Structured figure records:
▬▬▬▬▬▬▬▬▬▬
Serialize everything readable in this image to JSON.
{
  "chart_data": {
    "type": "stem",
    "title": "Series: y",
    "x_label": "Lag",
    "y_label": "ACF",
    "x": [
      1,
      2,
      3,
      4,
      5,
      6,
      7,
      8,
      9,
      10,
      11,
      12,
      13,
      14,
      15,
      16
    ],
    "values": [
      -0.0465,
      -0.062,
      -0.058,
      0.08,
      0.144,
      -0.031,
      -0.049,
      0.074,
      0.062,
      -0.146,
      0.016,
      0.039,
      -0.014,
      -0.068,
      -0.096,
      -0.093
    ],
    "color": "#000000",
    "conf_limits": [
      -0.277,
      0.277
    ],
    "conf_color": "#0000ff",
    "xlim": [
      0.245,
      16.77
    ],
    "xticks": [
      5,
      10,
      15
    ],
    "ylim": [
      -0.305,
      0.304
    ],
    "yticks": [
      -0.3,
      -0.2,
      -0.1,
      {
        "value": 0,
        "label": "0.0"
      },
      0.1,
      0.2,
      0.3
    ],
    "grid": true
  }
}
▬▬▬▬▬▬▬▬▬▬
§ **TASK TO COMPLETE**
Type out all of the material again, word for word.

§ **COMPLETE OUTPUT**
Serialize everything readable in this image to JSON.
{
  "chart_data": {
    "type": "stem",
    "title": "Series: y",
    "x_label": "Lag",
    "y_label": "ACF",
    "x": [
      1,
      2,
      3,
      4,
      5,
      6,
      7,
      8,
      9,
      10,
      11,
      12,
      13,
      14,
      15,
      16
    ],
    "values": [
      -0.0465,
      -0.062,
      -0.058,
      0.08,
      0.144,
      -0.031,
      -0.049,
      0.074,
      0.062,
      -0.146,
      0.016,
      0.039,
      -0.014,
      -0.068,
      -0.096,
      -0.093
    ],
    "color": "#000000",
    "conf_limits": [
      -0.277,
      0.277
    ],
    "conf_color": "#0000ff",
    "xlim": [
      0.245,
      16.77
    ],
    "xticks": [
      5,
      10,
      15
    ],
    "ylim": [
      -0.305,
      0.304
    ],
    "yticks": [
      -0.3,
      -0.2,
      -0.1,
      {
        "value": 0,
        "label": "0.0"
      },
      0.1,
      0.2,
      0.3
    ],
    "grid": true
  }
}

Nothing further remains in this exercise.